▶ [THE TASK]
Give an exact copy of every line, leaving images out.

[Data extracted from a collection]
★ ★ ★ ★ ★

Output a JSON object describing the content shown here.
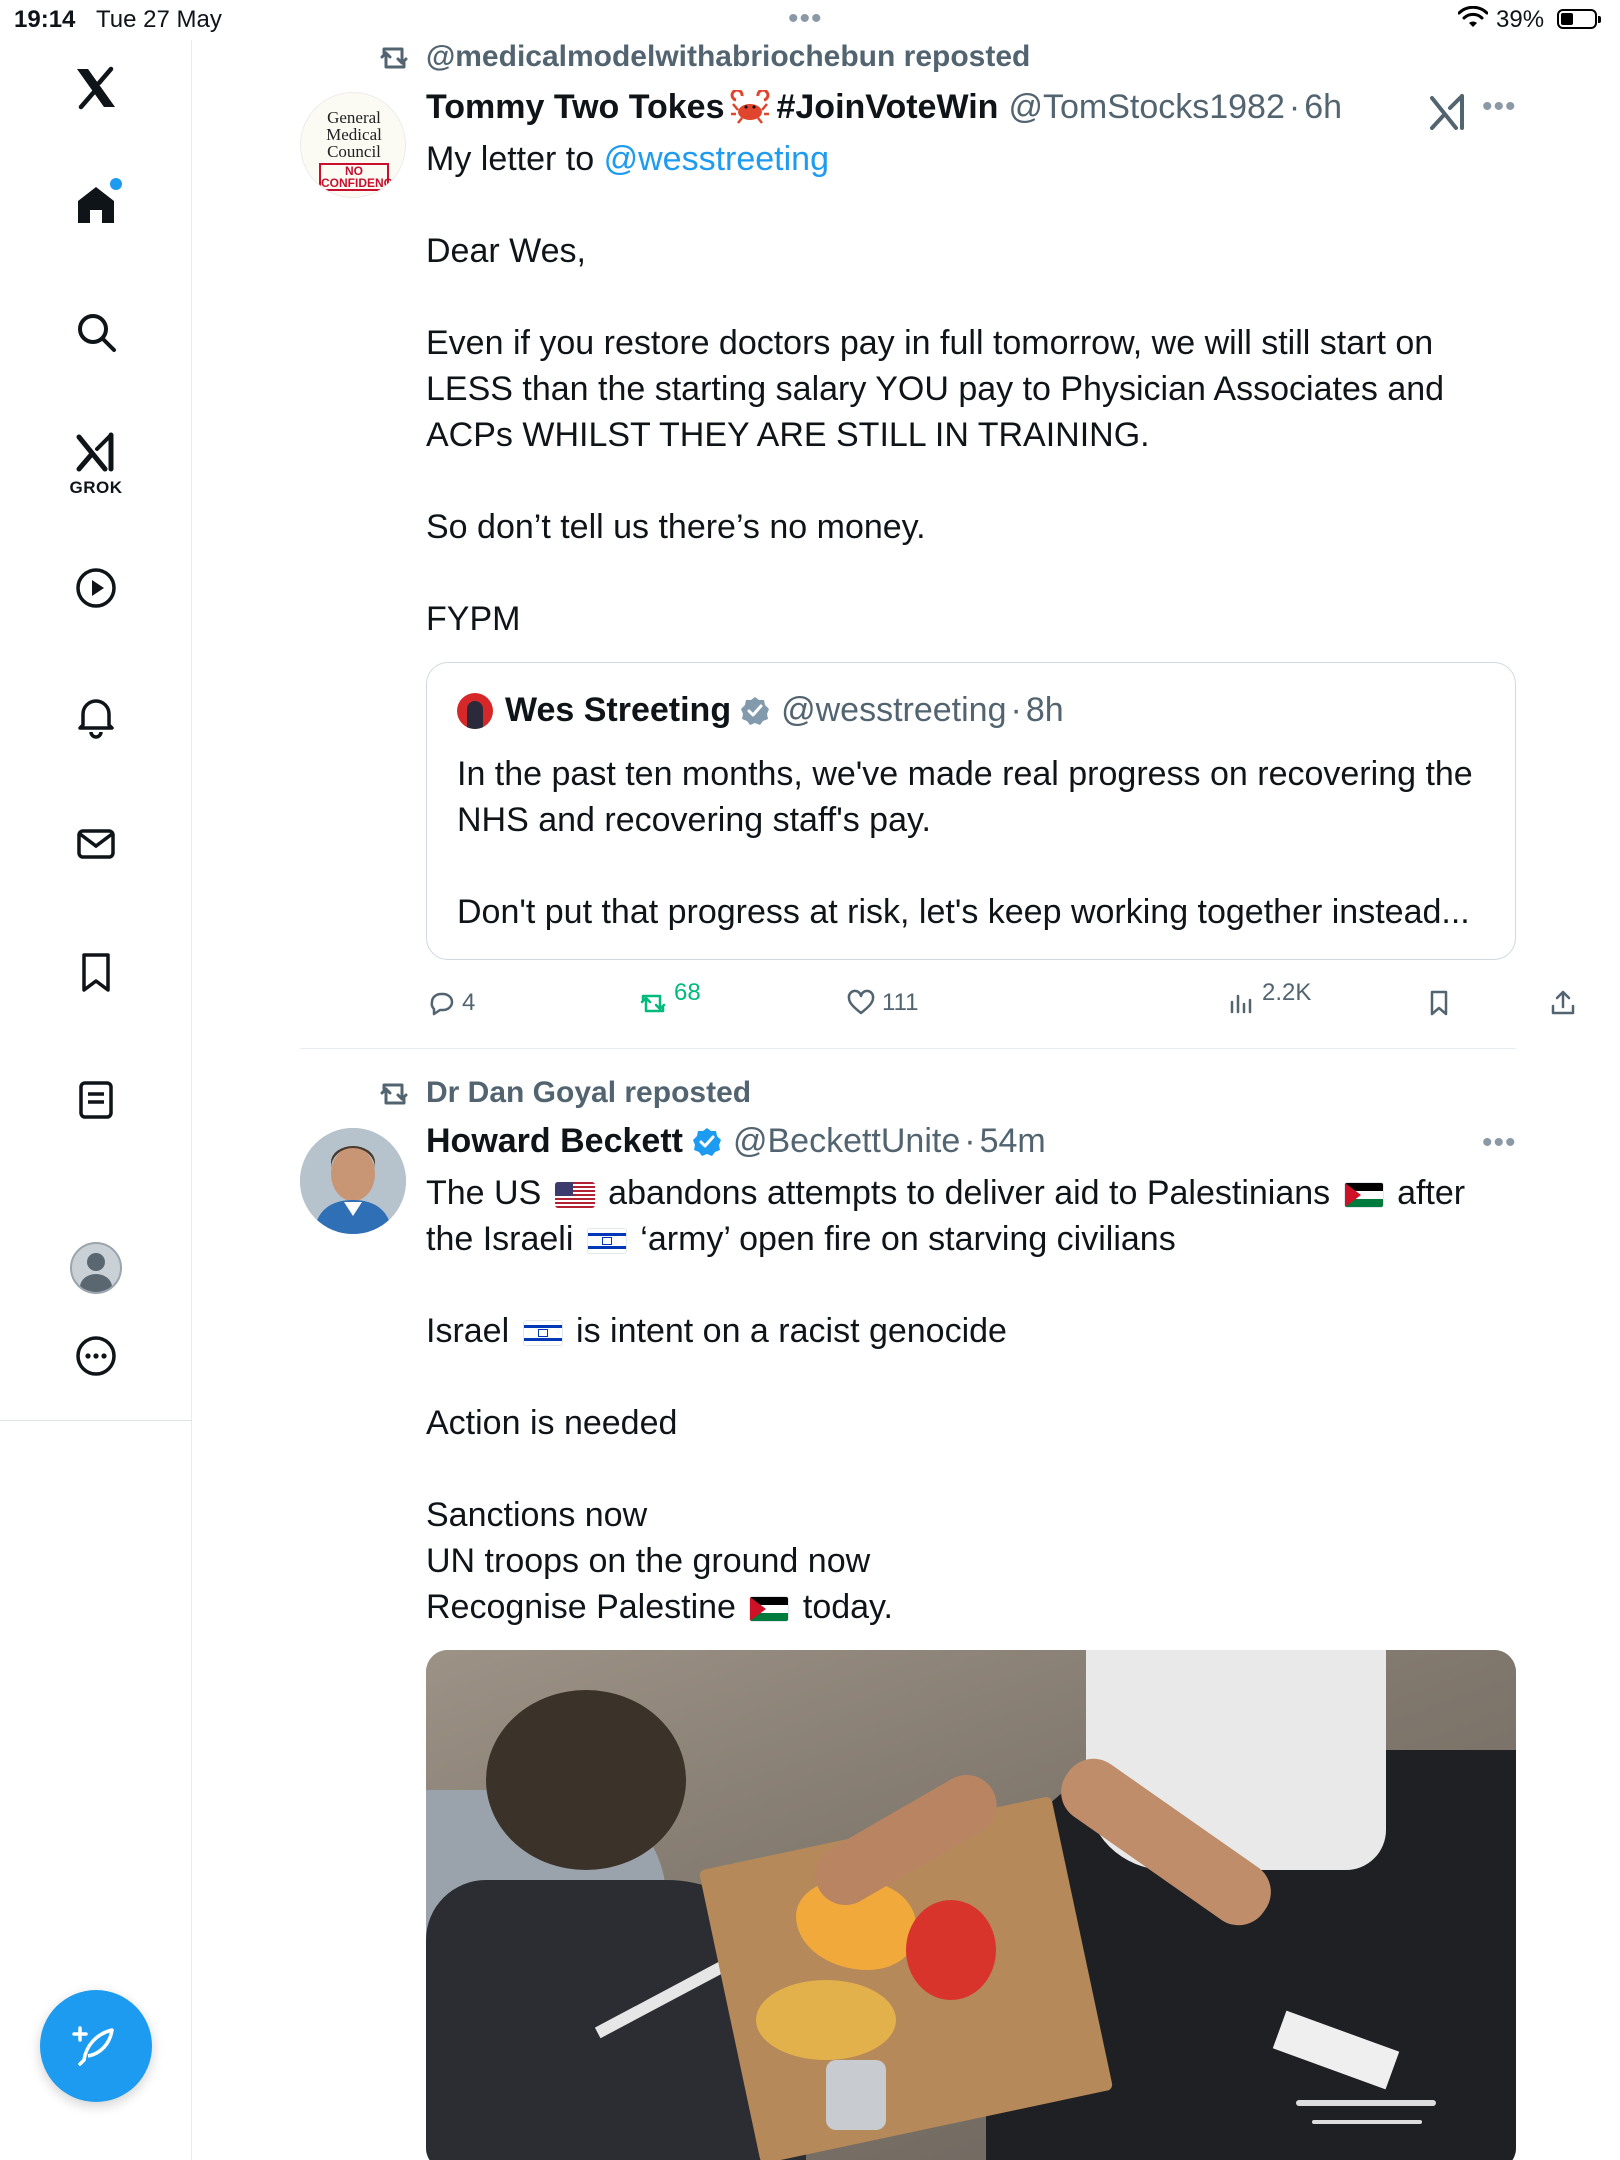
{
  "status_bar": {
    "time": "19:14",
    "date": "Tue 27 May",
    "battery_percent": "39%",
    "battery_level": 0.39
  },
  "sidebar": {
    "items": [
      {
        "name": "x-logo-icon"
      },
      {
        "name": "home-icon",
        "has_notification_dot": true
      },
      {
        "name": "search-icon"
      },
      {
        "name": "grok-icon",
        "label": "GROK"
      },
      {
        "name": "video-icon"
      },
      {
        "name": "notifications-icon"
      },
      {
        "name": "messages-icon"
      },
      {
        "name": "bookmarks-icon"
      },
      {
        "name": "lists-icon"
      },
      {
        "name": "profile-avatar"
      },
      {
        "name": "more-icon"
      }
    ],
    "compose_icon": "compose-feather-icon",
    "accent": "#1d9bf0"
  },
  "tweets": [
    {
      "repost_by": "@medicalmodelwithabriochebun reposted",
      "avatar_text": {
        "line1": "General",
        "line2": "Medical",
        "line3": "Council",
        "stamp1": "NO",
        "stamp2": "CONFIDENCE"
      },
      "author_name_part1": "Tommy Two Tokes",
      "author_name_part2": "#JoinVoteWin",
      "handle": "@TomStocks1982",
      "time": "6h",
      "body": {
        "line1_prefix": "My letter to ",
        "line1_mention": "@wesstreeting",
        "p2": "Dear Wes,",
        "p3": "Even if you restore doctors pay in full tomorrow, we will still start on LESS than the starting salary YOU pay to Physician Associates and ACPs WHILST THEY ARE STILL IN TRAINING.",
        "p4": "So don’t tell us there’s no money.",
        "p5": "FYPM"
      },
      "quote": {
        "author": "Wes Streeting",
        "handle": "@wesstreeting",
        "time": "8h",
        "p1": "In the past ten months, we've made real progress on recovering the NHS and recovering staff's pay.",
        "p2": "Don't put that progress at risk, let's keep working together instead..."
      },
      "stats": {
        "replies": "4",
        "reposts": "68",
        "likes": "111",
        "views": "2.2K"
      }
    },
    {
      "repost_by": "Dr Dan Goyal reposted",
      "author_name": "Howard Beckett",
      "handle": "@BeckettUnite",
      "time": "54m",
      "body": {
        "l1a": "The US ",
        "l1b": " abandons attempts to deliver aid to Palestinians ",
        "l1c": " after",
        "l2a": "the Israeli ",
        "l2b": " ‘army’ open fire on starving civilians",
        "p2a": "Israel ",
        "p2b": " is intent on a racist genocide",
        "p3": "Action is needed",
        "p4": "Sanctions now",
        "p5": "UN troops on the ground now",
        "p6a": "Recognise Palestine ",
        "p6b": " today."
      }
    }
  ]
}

★ ★ ★ ★ ★

▶ [EXERCISE SOLUTION]
Output a JSON object describing the content shown here.
{
  "status_bar": {
    "time": "19:14",
    "date": "Tue 27 May",
    "battery_percent": "39%",
    "battery_level": 0.39
  },
  "sidebar": {
    "items": [
      {
        "name": "x-logo-icon"
      },
      {
        "name": "home-icon",
        "has_notification_dot": true
      },
      {
        "name": "search-icon"
      },
      {
        "name": "grok-icon",
        "label": "GROK"
      },
      {
        "name": "video-icon"
      },
      {
        "name": "notifications-icon"
      },
      {
        "name": "messages-icon"
      },
      {
        "name": "bookmarks-icon"
      },
      {
        "name": "lists-icon"
      },
      {
        "name": "profile-avatar"
      },
      {
        "name": "more-icon"
      }
    ],
    "compose_icon": "compose-feather-icon",
    "accent": "#1d9bf0"
  },
  "tweets": [
    {
      "repost_by": "@medicalmodelwithabriochebun reposted",
      "avatar_text": {
        "line1": "General",
        "line2": "Medical",
        "line3": "Council",
        "stamp1": "NO",
        "stamp2": "CONFIDENCE"
      },
      "author_name_part1": "Tommy Two Tokes",
      "author_name_part2": "#JoinVoteWin",
      "handle": "@TomStocks1982",
      "time": "6h",
      "body": {
        "line1_prefix": "My letter to ",
        "line1_mention": "@wesstreeting",
        "p2": "Dear Wes,",
        "p3": "Even if you restore doctors pay in full tomorrow, we will still start on LESS than the starting salary YOU pay to Physician Associates and ACPs WHILST THEY ARE STILL IN TRAINING.",
        "p4": "So don’t tell us there’s no money.",
        "p5": "FYPM"
      },
      "quote": {
        "author": "Wes Streeting",
        "handle": "@wesstreeting",
        "time": "8h",
        "p1": "In the past ten months, we've made real progress on recovering the NHS and recovering staff's pay.",
        "p2": "Don't put that progress at risk, let's keep working together instead..."
      },
      "stats": {
        "replies": "4",
        "reposts": "68",
        "likes": "111",
        "views": "2.2K"
      }
    },
    {
      "repost_by": "Dr Dan Goyal reposted",
      "author_name": "Howard Beckett",
      "handle": "@BeckettUnite",
      "time": "54m",
      "body": {
        "l1a": "The US ",
        "l1b": " abandons attempts to deliver aid to Palestinians ",
        "l1c": " after",
        "l2a": "the Israeli ",
        "l2b": " ‘army’ open fire on starving civilians",
        "p2a": "Israel ",
        "p2b": " is intent on a racist genocide",
        "p3": "Action is needed",
        "p4": "Sanctions now",
        "p5": "UN troops on the ground now",
        "p6a": "Recognise Palestine ",
        "p6b": " today."
      }
    }
  ]
}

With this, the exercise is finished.